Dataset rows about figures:
+--

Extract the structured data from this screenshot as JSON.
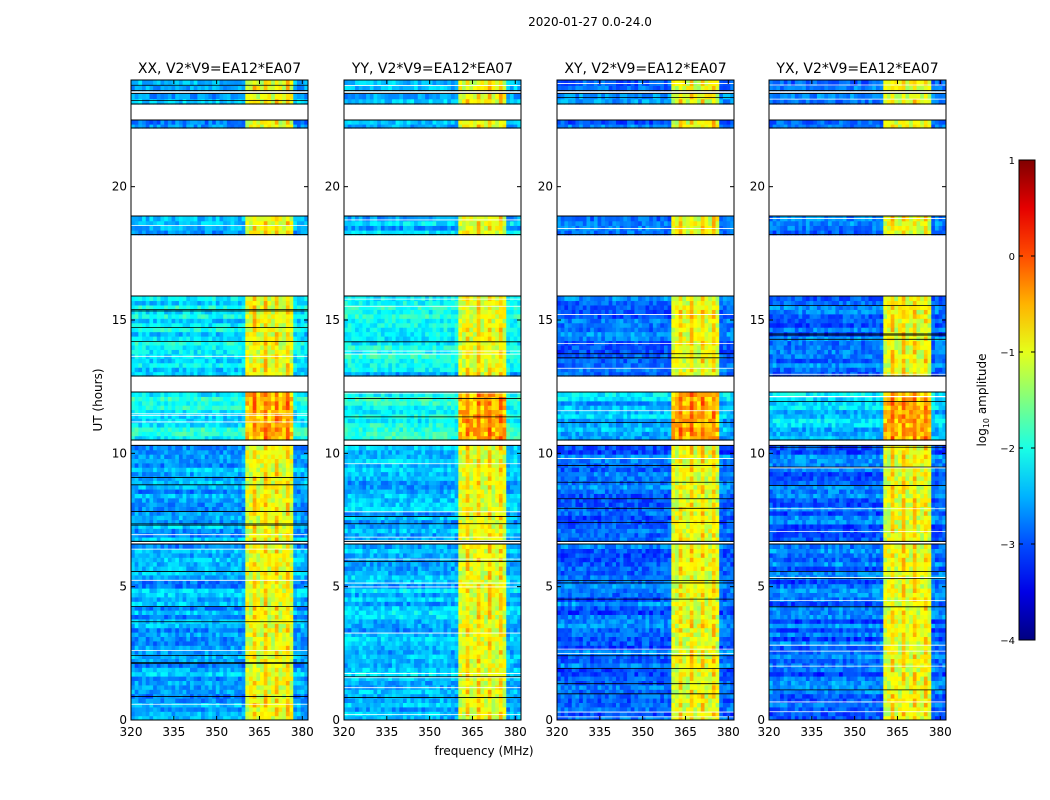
{
  "figure": {
    "suptitle": "2020-01-27 0.0-24.0"
  },
  "chart_data": {
    "type": "heatmap",
    "title": "2020-01-27 0.0-24.0",
    "xlabel": "frequency (MHz)",
    "ylabel": "UT (hours)",
    "xlim": [
      320,
      382
    ],
    "ylim": [
      0,
      24
    ],
    "x_ticks": [
      "320",
      "335",
      "350",
      "365",
      "380"
    ],
    "x_tick_values": [
      320,
      335,
      350,
      365,
      380
    ],
    "y_ticks": [
      "0",
      "5",
      "10",
      "15",
      "20"
    ],
    "y_tick_values": [
      0,
      5,
      10,
      15,
      20
    ],
    "panels": [
      {
        "title": "XX, V2*V9=EA12*EA07",
        "pol": "XX"
      },
      {
        "title": "YY, V2*V9=EA12*EA07",
        "pol": "YY"
      },
      {
        "title": "XY, V2*V9=EA12*EA07",
        "pol": "XY"
      },
      {
        "title": "YX, V2*V9=EA12*EA07",
        "pol": "YX"
      }
    ],
    "bright_band_mhz": [
      360,
      376
    ],
    "data_segments_hours": [
      [
        0.0,
        6.6
      ],
      [
        6.7,
        10.3
      ],
      [
        10.5,
        12.3
      ],
      [
        12.9,
        15.9
      ],
      [
        18.2,
        18.9
      ],
      [
        22.2,
        22.5
      ],
      [
        23.1,
        23.5
      ],
      [
        23.6,
        24.0
      ]
    ],
    "colorbar": {
      "label": "log10 amplitude",
      "label_base": "log",
      "label_sub": "10",
      "label_rest": " amplitude",
      "range": [
        -4,
        1
      ],
      "ticks": [
        "1",
        "0",
        "−1",
        "−2",
        "−3",
        "−4"
      ],
      "tick_values": [
        1,
        0,
        -1,
        -2,
        -3,
        -4
      ],
      "colormap": "jet"
    }
  }
}
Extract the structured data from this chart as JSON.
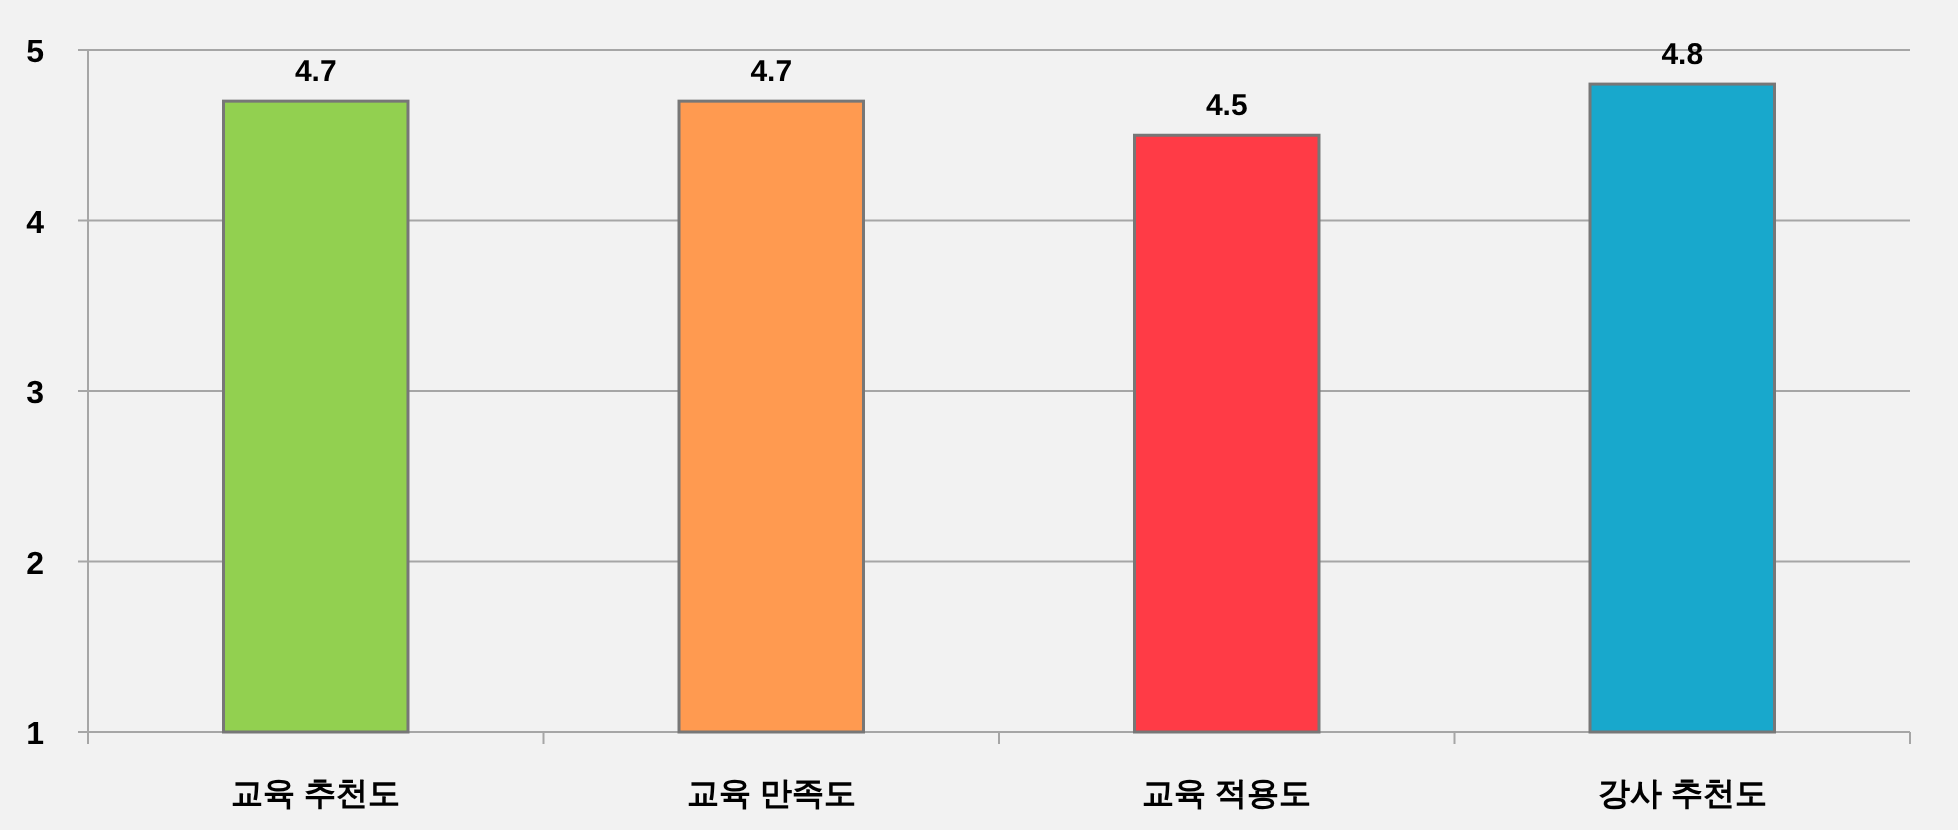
{
  "chart_data": {
    "type": "bar",
    "categories": [
      "교육 추천도",
      "교육 만족도",
      "교육 적용도",
      "강사 추천도"
    ],
    "values": [
      4.7,
      4.7,
      4.5,
      4.8
    ],
    "colors": [
      "#92d050",
      "#ff9a50",
      "#ff3b46",
      "#18a8cc"
    ],
    "ylim": [
      1,
      5
    ],
    "yticks": [
      1,
      2,
      3,
      4,
      5
    ],
    "grid": "y",
    "data_labels": true
  }
}
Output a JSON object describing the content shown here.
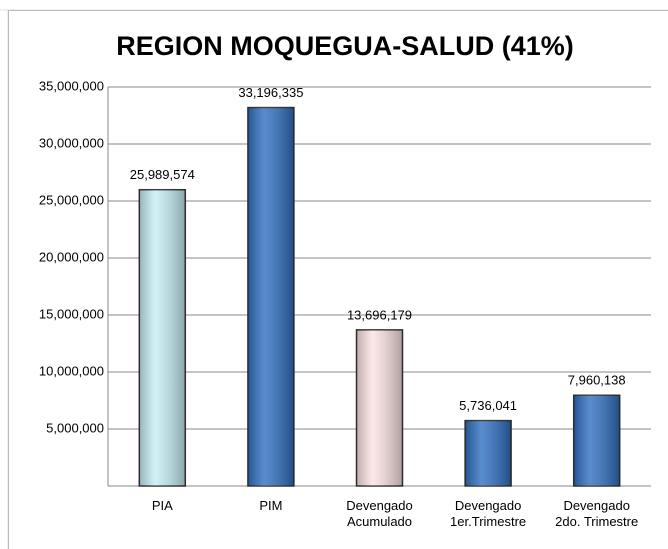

+--

Pull out each line containing the word "from" and copy it.

- **THE SOLUTION**:
Extract the structured data from this screenshot as JSON.
Extract the structured data from this chart as JSON.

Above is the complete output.